* _TO BE DONE_
Below are records; count the lines in them that hold "試算股價隱含獲利成長率" and give only the count.

┄┄┄┄┄┄┄┄┄┄┄┄┄┄┄┄┄┄┄┄

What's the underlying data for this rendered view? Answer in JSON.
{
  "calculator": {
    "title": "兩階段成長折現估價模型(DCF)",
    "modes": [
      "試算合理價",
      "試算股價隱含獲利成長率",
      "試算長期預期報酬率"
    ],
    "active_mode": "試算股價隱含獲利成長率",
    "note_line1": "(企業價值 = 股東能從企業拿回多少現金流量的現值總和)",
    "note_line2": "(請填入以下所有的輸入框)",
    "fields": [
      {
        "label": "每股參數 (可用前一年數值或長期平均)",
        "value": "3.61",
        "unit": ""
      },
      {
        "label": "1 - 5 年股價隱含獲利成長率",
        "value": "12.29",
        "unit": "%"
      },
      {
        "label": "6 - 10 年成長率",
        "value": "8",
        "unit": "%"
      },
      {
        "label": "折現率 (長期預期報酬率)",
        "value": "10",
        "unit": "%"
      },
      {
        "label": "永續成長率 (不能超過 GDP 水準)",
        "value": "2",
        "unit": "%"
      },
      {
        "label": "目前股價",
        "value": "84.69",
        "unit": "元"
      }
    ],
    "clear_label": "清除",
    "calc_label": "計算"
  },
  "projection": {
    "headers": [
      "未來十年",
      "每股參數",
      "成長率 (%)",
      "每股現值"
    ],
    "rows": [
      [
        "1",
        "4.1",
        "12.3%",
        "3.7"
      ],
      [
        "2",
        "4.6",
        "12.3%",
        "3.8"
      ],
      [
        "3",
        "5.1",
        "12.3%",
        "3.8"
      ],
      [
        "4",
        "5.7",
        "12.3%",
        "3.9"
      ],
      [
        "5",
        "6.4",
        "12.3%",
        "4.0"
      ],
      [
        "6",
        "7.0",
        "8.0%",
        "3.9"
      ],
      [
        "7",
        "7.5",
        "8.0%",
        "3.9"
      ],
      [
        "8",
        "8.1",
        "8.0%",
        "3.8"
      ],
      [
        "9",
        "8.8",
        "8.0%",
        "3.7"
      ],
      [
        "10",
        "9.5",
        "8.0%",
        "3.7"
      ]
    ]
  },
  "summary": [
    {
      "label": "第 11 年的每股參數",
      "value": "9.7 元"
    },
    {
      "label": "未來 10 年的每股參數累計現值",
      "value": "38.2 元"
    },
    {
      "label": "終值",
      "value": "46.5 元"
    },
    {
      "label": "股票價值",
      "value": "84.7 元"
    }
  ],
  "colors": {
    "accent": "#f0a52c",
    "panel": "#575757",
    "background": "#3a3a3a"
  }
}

┄┄┄┄┄┄┄┄┄┄┄┄┄┄┄┄┄┄┄┄

* _COMPLETE OUTPUT_
2